WRITTEN PROBLEM
Check each line of the material below for "апреля", then copy the ones that contain it.

[START]

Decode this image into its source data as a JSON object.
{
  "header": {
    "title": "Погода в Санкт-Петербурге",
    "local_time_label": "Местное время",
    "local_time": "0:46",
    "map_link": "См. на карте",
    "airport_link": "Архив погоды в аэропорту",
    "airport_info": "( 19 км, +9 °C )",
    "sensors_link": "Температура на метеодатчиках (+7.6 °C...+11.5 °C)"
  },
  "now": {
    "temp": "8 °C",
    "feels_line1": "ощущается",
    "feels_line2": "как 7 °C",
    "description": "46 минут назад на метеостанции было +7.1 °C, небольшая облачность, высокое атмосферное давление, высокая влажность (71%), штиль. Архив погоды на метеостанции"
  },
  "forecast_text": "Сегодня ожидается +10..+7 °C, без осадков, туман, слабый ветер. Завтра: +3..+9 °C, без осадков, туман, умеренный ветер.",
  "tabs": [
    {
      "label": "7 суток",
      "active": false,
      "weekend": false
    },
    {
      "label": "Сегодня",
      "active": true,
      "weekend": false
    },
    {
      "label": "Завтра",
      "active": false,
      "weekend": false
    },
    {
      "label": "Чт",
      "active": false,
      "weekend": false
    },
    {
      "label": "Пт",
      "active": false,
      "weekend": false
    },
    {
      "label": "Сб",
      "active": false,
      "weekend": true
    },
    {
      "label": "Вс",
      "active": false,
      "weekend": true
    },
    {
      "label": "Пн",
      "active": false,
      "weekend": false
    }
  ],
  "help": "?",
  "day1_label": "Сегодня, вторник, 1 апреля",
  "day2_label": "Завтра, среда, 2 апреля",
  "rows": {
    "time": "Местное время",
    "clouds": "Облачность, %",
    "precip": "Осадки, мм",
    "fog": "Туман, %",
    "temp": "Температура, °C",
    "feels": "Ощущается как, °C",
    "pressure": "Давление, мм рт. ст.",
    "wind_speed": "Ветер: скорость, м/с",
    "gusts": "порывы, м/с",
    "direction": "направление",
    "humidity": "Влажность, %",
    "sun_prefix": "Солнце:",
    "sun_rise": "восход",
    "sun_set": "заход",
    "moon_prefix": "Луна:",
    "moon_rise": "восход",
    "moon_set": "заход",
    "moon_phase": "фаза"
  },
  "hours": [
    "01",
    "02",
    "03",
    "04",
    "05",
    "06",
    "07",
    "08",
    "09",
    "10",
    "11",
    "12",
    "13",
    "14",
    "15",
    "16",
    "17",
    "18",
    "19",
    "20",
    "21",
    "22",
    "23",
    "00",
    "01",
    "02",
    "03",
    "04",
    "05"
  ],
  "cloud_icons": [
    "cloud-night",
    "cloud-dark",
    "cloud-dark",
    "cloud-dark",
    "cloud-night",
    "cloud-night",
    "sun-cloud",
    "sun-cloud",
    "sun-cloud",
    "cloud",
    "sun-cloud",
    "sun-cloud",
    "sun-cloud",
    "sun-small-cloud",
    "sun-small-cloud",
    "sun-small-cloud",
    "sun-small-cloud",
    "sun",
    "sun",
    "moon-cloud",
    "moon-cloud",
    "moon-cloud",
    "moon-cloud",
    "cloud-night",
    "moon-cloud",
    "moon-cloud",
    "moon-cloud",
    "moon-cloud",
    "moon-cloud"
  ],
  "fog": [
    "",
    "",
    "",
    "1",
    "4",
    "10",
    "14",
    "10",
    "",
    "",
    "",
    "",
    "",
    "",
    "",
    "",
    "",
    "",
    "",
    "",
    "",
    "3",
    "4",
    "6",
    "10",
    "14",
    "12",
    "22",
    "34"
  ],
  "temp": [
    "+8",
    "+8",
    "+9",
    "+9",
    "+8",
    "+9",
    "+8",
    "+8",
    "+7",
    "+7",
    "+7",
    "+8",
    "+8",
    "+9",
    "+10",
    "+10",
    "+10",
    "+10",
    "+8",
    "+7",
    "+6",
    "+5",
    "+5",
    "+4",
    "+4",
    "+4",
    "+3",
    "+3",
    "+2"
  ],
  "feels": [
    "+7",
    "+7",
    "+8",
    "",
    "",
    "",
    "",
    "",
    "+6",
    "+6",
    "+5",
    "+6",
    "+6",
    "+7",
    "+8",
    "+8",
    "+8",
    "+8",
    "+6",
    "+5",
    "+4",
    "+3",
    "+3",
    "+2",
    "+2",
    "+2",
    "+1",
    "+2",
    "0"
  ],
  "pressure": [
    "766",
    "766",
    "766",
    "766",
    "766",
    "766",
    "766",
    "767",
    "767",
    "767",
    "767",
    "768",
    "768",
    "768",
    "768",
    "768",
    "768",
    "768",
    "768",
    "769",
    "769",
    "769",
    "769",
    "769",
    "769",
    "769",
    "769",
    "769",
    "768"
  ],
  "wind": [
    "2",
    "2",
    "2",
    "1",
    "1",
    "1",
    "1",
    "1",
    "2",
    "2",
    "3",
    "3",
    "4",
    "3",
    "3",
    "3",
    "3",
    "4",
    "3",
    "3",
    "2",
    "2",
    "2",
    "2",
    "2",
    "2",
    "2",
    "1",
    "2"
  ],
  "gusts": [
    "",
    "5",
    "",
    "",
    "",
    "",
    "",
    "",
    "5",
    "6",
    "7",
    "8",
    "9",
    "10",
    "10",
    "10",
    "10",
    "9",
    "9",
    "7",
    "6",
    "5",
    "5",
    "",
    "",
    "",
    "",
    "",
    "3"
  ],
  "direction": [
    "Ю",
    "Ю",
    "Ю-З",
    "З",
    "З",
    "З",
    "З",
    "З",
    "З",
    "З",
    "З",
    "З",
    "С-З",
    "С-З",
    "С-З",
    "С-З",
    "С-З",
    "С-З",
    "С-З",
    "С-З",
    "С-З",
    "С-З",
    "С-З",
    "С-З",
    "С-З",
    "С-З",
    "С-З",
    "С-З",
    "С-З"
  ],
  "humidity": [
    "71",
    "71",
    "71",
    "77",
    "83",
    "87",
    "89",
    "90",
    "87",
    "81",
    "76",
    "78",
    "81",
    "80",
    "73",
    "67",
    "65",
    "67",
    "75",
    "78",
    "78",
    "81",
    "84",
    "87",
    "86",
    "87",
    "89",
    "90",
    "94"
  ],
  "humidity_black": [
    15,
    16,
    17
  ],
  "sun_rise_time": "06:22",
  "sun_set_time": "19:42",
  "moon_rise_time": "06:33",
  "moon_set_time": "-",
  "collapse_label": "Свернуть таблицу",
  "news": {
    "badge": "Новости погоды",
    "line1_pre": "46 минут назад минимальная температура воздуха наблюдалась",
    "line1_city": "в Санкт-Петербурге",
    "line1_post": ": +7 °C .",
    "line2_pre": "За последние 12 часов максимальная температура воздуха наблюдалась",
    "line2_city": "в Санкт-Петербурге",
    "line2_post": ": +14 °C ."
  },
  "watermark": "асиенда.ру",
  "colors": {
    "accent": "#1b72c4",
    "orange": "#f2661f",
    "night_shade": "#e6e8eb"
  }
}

[END]

REPLY TO THE TASK
  "day1_label": "Сегодня, вторник, 1 апреля",
  "day2_label": "Завтра, среда, 2 апреля",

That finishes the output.